··· Provided records
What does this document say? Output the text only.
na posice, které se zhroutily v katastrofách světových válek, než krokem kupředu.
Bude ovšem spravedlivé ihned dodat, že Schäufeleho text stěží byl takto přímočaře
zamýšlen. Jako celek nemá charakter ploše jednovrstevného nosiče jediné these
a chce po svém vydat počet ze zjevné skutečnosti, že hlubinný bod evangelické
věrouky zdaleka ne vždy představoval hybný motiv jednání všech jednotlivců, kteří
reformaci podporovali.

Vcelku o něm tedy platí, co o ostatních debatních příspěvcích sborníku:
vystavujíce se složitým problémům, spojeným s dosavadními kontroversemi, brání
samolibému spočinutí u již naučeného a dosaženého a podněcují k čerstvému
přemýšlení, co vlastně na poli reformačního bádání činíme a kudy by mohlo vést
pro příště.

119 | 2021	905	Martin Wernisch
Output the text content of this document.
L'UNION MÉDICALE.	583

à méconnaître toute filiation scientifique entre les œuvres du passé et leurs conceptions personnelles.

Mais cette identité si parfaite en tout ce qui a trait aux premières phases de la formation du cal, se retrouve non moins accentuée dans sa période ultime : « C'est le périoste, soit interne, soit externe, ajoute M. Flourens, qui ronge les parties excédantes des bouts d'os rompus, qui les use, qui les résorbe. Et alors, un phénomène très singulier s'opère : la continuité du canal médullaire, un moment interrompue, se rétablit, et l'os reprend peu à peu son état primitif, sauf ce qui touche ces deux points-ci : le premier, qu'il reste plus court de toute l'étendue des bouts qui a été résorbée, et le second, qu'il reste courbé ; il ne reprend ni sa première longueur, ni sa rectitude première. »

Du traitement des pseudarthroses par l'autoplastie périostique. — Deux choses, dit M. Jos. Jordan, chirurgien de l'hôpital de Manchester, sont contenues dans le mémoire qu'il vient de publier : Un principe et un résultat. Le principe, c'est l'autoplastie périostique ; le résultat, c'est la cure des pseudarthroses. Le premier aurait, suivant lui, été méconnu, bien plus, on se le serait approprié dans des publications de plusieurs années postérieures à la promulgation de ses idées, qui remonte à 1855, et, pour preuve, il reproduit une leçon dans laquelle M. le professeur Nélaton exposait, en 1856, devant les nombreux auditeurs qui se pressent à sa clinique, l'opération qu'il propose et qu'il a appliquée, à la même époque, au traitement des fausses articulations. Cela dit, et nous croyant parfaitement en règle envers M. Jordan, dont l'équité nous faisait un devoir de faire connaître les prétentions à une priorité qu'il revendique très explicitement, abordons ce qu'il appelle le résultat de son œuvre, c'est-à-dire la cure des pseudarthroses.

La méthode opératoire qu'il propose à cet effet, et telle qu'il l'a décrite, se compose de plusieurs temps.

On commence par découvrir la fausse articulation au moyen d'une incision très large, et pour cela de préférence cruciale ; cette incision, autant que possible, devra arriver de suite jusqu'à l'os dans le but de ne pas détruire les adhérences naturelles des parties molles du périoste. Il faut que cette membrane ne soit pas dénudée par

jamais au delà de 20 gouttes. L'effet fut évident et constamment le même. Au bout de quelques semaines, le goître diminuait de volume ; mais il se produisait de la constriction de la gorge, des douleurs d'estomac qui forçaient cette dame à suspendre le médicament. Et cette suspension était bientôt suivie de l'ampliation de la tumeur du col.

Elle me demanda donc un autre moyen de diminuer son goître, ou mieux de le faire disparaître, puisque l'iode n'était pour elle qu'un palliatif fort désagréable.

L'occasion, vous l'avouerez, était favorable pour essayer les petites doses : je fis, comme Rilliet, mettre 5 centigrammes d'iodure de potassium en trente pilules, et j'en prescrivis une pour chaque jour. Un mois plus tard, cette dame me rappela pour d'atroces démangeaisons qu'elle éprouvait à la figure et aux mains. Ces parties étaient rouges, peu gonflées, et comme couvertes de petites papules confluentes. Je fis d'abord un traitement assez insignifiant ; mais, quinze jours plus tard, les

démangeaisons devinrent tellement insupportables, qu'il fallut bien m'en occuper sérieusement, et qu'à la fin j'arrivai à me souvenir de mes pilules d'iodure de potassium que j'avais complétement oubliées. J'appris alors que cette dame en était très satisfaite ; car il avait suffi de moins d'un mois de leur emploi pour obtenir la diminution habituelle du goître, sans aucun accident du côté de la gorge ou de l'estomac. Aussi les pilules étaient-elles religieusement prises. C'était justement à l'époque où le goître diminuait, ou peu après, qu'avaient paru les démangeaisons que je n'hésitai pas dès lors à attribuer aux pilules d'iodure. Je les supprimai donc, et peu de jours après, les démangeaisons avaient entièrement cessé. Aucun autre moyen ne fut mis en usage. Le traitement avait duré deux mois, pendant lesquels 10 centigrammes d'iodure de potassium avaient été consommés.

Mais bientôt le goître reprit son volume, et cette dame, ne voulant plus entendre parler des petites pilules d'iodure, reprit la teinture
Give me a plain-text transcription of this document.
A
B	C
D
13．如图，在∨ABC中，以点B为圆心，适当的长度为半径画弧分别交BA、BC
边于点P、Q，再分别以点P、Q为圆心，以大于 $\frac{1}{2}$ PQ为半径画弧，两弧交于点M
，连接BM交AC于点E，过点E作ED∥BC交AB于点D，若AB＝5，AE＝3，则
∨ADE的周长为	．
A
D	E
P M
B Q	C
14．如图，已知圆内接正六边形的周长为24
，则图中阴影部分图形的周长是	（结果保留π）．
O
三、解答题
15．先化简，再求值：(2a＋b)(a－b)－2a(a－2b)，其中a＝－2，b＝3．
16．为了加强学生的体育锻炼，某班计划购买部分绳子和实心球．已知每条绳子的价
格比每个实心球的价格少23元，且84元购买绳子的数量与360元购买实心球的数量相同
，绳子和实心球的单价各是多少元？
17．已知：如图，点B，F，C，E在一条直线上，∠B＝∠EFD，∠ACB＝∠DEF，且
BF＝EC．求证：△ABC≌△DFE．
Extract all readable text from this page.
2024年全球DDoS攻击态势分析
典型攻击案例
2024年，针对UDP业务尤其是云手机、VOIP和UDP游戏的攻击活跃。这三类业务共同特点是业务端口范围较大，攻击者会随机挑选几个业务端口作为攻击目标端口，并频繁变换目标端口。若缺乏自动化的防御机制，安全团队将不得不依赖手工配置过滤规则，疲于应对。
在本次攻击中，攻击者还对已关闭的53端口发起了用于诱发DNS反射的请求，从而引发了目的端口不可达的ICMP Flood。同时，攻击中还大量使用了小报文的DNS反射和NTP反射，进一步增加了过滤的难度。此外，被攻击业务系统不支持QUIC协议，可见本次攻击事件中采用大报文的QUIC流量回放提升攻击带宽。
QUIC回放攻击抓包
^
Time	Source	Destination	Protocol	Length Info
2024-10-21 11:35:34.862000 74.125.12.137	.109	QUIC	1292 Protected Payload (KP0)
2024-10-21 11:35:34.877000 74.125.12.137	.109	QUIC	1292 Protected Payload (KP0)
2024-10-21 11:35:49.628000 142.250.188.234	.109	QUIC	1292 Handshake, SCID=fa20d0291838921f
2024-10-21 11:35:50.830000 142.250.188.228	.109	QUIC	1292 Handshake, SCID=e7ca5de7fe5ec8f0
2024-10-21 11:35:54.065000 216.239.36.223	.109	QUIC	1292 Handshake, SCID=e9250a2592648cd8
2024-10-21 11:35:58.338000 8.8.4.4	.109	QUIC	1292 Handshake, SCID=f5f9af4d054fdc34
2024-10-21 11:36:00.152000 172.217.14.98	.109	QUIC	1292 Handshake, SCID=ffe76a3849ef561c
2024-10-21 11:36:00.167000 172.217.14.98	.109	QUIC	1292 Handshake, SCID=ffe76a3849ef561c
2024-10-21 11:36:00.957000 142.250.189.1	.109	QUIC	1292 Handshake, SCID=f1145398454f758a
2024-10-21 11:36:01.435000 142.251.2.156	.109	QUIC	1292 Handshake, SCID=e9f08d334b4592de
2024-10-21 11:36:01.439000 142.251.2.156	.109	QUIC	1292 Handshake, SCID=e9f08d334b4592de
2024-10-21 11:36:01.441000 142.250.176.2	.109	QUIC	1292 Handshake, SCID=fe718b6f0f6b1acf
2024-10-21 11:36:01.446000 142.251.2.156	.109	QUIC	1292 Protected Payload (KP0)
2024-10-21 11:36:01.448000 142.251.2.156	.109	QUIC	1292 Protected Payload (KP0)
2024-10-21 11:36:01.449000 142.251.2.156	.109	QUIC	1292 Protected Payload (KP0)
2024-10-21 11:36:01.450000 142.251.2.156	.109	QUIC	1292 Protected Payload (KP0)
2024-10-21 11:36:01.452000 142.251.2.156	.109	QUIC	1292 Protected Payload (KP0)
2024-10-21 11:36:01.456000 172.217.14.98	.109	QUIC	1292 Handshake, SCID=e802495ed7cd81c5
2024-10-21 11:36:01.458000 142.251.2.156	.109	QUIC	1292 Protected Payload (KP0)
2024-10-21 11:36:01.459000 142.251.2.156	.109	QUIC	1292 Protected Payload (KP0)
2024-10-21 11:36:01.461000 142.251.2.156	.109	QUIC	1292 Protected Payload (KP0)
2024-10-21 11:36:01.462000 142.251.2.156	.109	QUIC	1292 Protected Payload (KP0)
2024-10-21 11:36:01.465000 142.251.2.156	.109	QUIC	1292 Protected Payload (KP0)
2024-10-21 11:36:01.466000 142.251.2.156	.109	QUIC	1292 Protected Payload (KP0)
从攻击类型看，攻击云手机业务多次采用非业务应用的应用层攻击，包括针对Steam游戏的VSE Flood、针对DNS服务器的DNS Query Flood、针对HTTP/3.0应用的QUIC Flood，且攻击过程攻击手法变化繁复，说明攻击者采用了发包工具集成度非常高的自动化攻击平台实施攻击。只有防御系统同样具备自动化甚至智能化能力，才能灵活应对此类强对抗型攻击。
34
······
### The request
What is the number of lines in the records that contain the string "effet"? Give only that number.

### Task solution
2